• [YOUR OBJECTIVE]
Gather all lines in the entries that include the word "COINBASE".

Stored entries
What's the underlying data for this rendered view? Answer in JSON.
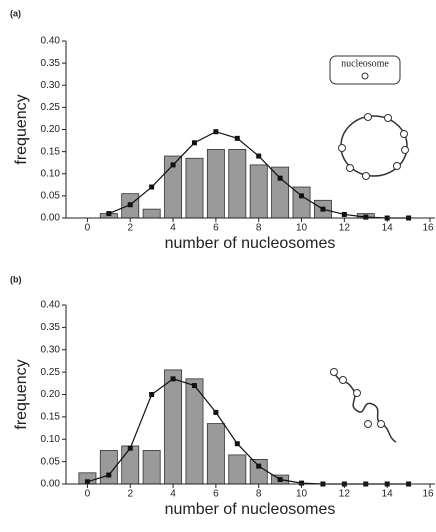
{
  "chart_data": [
    {
      "type": "bar",
      "panel_label": "(a)",
      "ylabel": "frequency",
      "xlabel": "number of nucleosomes",
      "annotation": "nucleosome",
      "x": [
        0,
        1,
        2,
        3,
        4,
        5,
        6,
        7,
        8,
        9,
        10,
        11,
        12,
        13,
        14,
        15
      ],
      "series": [
        {
          "type": "bar",
          "color": "#9a9a9a",
          "values": [
            0,
            0.01,
            0.055,
            0.02,
            0.14,
            0.135,
            0.155,
            0.155,
            0.12,
            0.115,
            0.07,
            0.04,
            0,
            0.01,
            0,
            0
          ]
        },
        {
          "type": "line",
          "color": "#111111",
          "values": [
            null,
            0.01,
            0.03,
            0.07,
            0.12,
            0.17,
            0.195,
            0.18,
            0.14,
            0.09,
            0.05,
            0.02,
            0.008,
            0.002,
            0,
            0
          ]
        }
      ],
      "xlim": [
        -1,
        16
      ],
      "xticks": [
        0,
        2,
        4,
        6,
        8,
        10,
        12,
        14,
        16
      ],
      "ylim": [
        0,
        0.4
      ],
      "yticks": [
        {
          "value": 0,
          "label": "0.00"
        },
        {
          "value": 0.05,
          "label": "0.05"
        },
        {
          "value": 0.1,
          "label": "0.10"
        },
        {
          "value": 0.15,
          "label": "0.15"
        },
        {
          "value": 0.2,
          "label": "0.20"
        },
        {
          "value": 0.25,
          "label": "0.25"
        },
        {
          "value": 0.3,
          "label": "0.30"
        },
        {
          "value": 0.35,
          "label": "0.35"
        },
        {
          "value": 0.4,
          "label": "0.40"
        }
      ]
    },
    {
      "type": "bar",
      "panel_label": "(b)",
      "ylabel": "frequency",
      "xlabel": "number of nucleosomes",
      "x": [
        0,
        1,
        2,
        3,
        4,
        5,
        6,
        7,
        8,
        9,
        10,
        11,
        12,
        13,
        14,
        15
      ],
      "series": [
        {
          "type": "bar",
          "color": "#9a9a9a",
          "values": [
            0.025,
            0.075,
            0.085,
            0.075,
            0.255,
            0.235,
            0.135,
            0.065,
            0.055,
            0.02,
            0,
            0,
            0,
            0,
            0,
            0
          ]
        },
        {
          "type": "line",
          "color": "#111111",
          "values": [
            0.005,
            0.02,
            0.08,
            0.2,
            0.235,
            0.22,
            0.16,
            0.09,
            0.04,
            0.01,
            0.002,
            0,
            0,
            0,
            0,
            0
          ]
        }
      ],
      "xlim": [
        -1,
        16
      ],
      "xticks": [
        0,
        2,
        4,
        6,
        8,
        10,
        12,
        14,
        16
      ],
      "ylim": [
        0,
        0.4
      ],
      "yticks": [
        {
          "value": 0,
          "label": "0.00"
        },
        {
          "value": 0.05,
          "label": "0.05"
        },
        {
          "value": 0.1,
          "label": "0.10"
        },
        {
          "value": 0.15,
          "label": "0.15"
        },
        {
          "value": 0.2,
          "label": "0.20"
        },
        {
          "value": 0.25,
          "label": "0.25"
        },
        {
          "value": 0.3,
          "label": "0.30"
        },
        {
          "value": 0.35,
          "label": "0.35"
        },
        {
          "value": 0.4,
          "label": "0.40"
        }
      ]
    }
  ]
}
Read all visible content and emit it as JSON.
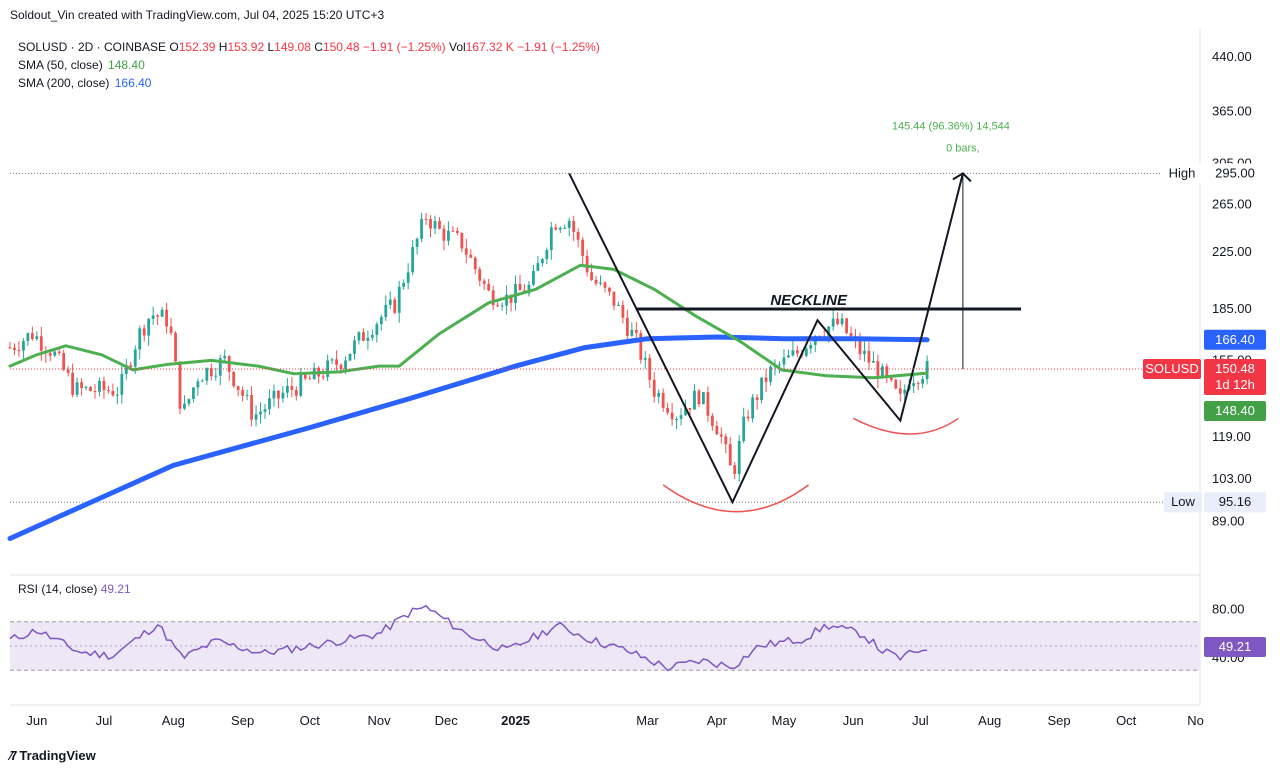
{
  "header": {
    "attribution": "Soldout_Vin created with TradingView.com, Jul 04, 2025 15:20 UTC+3"
  },
  "legend": {
    "symbol": "SOLUSD · 2D · COINBASE",
    "o_label": "O",
    "o_value": "152.39",
    "h_label": "H",
    "h_value": "153.92",
    "l_label": "L",
    "l_value": "149.08",
    "c_label": "C",
    "c_value": "150.48",
    "change": "−1.91 (−1.25%)",
    "vol_label": "Vol",
    "vol_value": "167.32 K",
    "vol_change": "−1.91 (−1.25%)",
    "sma50_label": "SMA (50, close)",
    "sma50_value": "148.40",
    "sma200_label": "SMA (200, close)",
    "sma200_value": "166.40",
    "rsi_label": "RSI (14, close)",
    "rsi_value": "49.21"
  },
  "colors": {
    "up": "#26a69a",
    "down": "#ef5350",
    "sma50": "#4caf50",
    "sma200": "#2962ff",
    "rsi_line": "#7e57c2",
    "rsi_band": "#ede7f6",
    "pattern": "#131722",
    "arc": "#ef5350",
    "measure": "#4caf50",
    "price_badge": "#f23645",
    "sma50_badge": "#43a047",
    "sma200_badge": "#2962ff"
  },
  "chart_data": [
    {
      "type": "candlestick",
      "symbol": "SOLUSD",
      "interval": "2D",
      "exchange": "COINBASE",
      "x_tick_labels": [
        "Jun",
        "Jul",
        "Aug",
        "Sep",
        "Oct",
        "Nov",
        "Dec",
        "2025",
        "Mar",
        "Apr",
        "May",
        "Jun",
        "Jul",
        "Aug",
        "Sep",
        "Oct",
        "No"
      ],
      "y_tick_labels": [
        "440.00",
        "365.00",
        "305.00",
        "265.00",
        "225.00",
        "185.00",
        "155.00",
        "119.00",
        "103.00",
        "89.00"
      ],
      "y_scale": "log",
      "ylim": [
        78,
        470
      ],
      "close_series": [
        {
          "date": "2024-05-20",
          "close": 162
        },
        {
          "date": "2024-05-30",
          "close": 170
        },
        {
          "date": "2024-06-08",
          "close": 160
        },
        {
          "date": "2024-06-18",
          "close": 140
        },
        {
          "date": "2024-06-28",
          "close": 140
        },
        {
          "date": "2024-07-08",
          "close": 140
        },
        {
          "date": "2024-07-16",
          "close": 168
        },
        {
          "date": "2024-07-22",
          "close": 182
        },
        {
          "date": "2024-07-30",
          "close": 178
        },
        {
          "date": "2024-08-05",
          "close": 128
        },
        {
          "date": "2024-08-12",
          "close": 147
        },
        {
          "date": "2024-08-24",
          "close": 155
        },
        {
          "date": "2024-09-06",
          "close": 128
        },
        {
          "date": "2024-09-20",
          "close": 139
        },
        {
          "date": "2024-10-01",
          "close": 145
        },
        {
          "date": "2024-10-15",
          "close": 155
        },
        {
          "date": "2024-10-29",
          "close": 175
        },
        {
          "date": "2024-11-08",
          "close": 188
        },
        {
          "date": "2024-11-14",
          "close": 215
        },
        {
          "date": "2024-11-22",
          "close": 255
        },
        {
          "date": "2024-11-28",
          "close": 242
        },
        {
          "date": "2024-12-08",
          "close": 232
        },
        {
          "date": "2024-12-20",
          "close": 195
        },
        {
          "date": "2024-12-28",
          "close": 192
        },
        {
          "date": "2025-01-08",
          "close": 200
        },
        {
          "date": "2025-01-18",
          "close": 250
        },
        {
          "date": "2025-01-25",
          "close": 252
        },
        {
          "date": "2025-02-04",
          "close": 205
        },
        {
          "date": "2025-02-14",
          "close": 190
        },
        {
          "date": "2025-02-24",
          "close": 165
        },
        {
          "date": "2025-03-04",
          "close": 140
        },
        {
          "date": "2025-03-14",
          "close": 129
        },
        {
          "date": "2025-03-24",
          "close": 138
        },
        {
          "date": "2025-04-02",
          "close": 122
        },
        {
          "date": "2025-04-08",
          "close": 104
        },
        {
          "date": "2025-04-14",
          "close": 128
        },
        {
          "date": "2025-04-24",
          "close": 148
        },
        {
          "date": "2025-05-08",
          "close": 160
        },
        {
          "date": "2025-05-16",
          "close": 172
        },
        {
          "date": "2025-05-26",
          "close": 176
        },
        {
          "date": "2025-06-04",
          "close": 160
        },
        {
          "date": "2025-06-12",
          "close": 150
        },
        {
          "date": "2025-06-22",
          "close": 135
        },
        {
          "date": "2025-06-26",
          "close": 146
        },
        {
          "date": "2025-07-04",
          "close": 150.48
        }
      ],
      "sma50_series": [
        {
          "date": "2024-05-20",
          "value": 152
        },
        {
          "date": "2024-06-01",
          "value": 158
        },
        {
          "date": "2024-06-14",
          "value": 163
        },
        {
          "date": "2024-06-30",
          "value": 158
        },
        {
          "date": "2024-07-14",
          "value": 150
        },
        {
          "date": "2024-07-30",
          "value": 153
        },
        {
          "date": "2024-08-18",
          "value": 155
        },
        {
          "date": "2024-09-08",
          "value": 152
        },
        {
          "date": "2024-09-24",
          "value": 148
        },
        {
          "date": "2024-10-14",
          "value": 149
        },
        {
          "date": "2024-11-01",
          "value": 152
        },
        {
          "date": "2024-11-10",
          "value": 152
        },
        {
          "date": "2024-11-28",
          "value": 170
        },
        {
          "date": "2024-12-20",
          "value": 189
        },
        {
          "date": "2025-01-10",
          "value": 198
        },
        {
          "date": "2025-01-30",
          "value": 215
        },
        {
          "date": "2025-02-14",
          "value": 212
        },
        {
          "date": "2025-03-04",
          "value": 198
        },
        {
          "date": "2025-03-22",
          "value": 181
        },
        {
          "date": "2025-04-12",
          "value": 165
        },
        {
          "date": "2025-04-30",
          "value": 150
        },
        {
          "date": "2025-05-20",
          "value": 147
        },
        {
          "date": "2025-06-10",
          "value": 146
        },
        {
          "date": "2025-07-04",
          "value": 148.4
        }
      ],
      "sma200_series": [
        {
          "date": "2024-05-20",
          "value": 84
        },
        {
          "date": "2024-08-01",
          "value": 108
        },
        {
          "date": "2024-10-01",
          "value": 123
        },
        {
          "date": "2024-11-15",
          "value": 136
        },
        {
          "date": "2025-01-01",
          "value": 152
        },
        {
          "date": "2025-02-01",
          "value": 162
        },
        {
          "date": "2025-03-01",
          "value": 167
        },
        {
          "date": "2025-04-01",
          "value": 168
        },
        {
          "date": "2025-05-01",
          "value": 167
        },
        {
          "date": "2025-06-01",
          "value": 167
        },
        {
          "date": "2025-07-04",
          "value": 166.4
        }
      ],
      "horizontal_lines": [
        {
          "label": "High",
          "value": 295.0
        },
        {
          "label": "Low",
          "value": 95.16
        },
        {
          "label": "NECKLINE",
          "value": 185,
          "from": "2025-02-24",
          "to": "2025-08-15"
        }
      ],
      "pattern": {
        "zigzag": [
          {
            "date": "2025-01-25",
            "value": 295
          },
          {
            "date": "2025-04-08",
            "value": 95.16
          },
          {
            "date": "2025-05-16",
            "value": 178
          },
          {
            "date": "2025-06-22",
            "value": 126
          },
          {
            "date": "2025-07-20",
            "value": 295
          }
        ],
        "measure_label": "145.44 (96.36%) 14,544",
        "bars_label": "0 bars,"
      },
      "price_badges": [
        {
          "label": "SOLUSD",
          "value": "150.48",
          "sub": "1d 12h"
        },
        {
          "label": "",
          "value": "166.40"
        },
        {
          "label": "",
          "value": "148.40"
        }
      ]
    },
    {
      "type": "line",
      "name": "RSI (14, close)",
      "y_tick_labels": [
        "80.00",
        "40.00"
      ],
      "ylim": [
        22,
        92
      ],
      "band": [
        30,
        70
      ],
      "series": [
        {
          "date": "2024-05-20",
          "value": 55
        },
        {
          "date": "2024-06-01",
          "value": 63
        },
        {
          "date": "2024-06-20",
          "value": 45
        },
        {
          "date": "2024-07-05",
          "value": 42
        },
        {
          "date": "2024-07-25",
          "value": 68
        },
        {
          "date": "2024-08-05",
          "value": 40
        },
        {
          "date": "2024-08-20",
          "value": 54
        },
        {
          "date": "2024-09-10",
          "value": 44
        },
        {
          "date": "2024-10-01",
          "value": 50
        },
        {
          "date": "2024-10-20",
          "value": 56
        },
        {
          "date": "2024-11-01",
          "value": 60
        },
        {
          "date": "2024-11-15",
          "value": 78
        },
        {
          "date": "2024-11-22",
          "value": 82
        },
        {
          "date": "2024-12-10",
          "value": 60
        },
        {
          "date": "2024-12-28",
          "value": 46
        },
        {
          "date": "2025-01-10",
          "value": 58
        },
        {
          "date": "2025-01-20",
          "value": 67
        },
        {
          "date": "2025-02-04",
          "value": 55
        },
        {
          "date": "2025-02-20",
          "value": 46
        },
        {
          "date": "2025-03-10",
          "value": 32
        },
        {
          "date": "2025-03-25",
          "value": 38
        },
        {
          "date": "2025-04-08",
          "value": 33
        },
        {
          "date": "2025-04-20",
          "value": 50
        },
        {
          "date": "2025-05-10",
          "value": 56
        },
        {
          "date": "2025-05-20",
          "value": 67
        },
        {
          "date": "2025-06-05",
          "value": 60
        },
        {
          "date": "2025-06-14",
          "value": 46
        },
        {
          "date": "2025-06-22",
          "value": 40
        },
        {
          "date": "2025-07-04",
          "value": 49.21
        }
      ]
    }
  ]
}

• [REPLY TO THE TASK]
    "symbol": "SOLUSD · 2D · COINBASE",
      "exchange": "COINBASE",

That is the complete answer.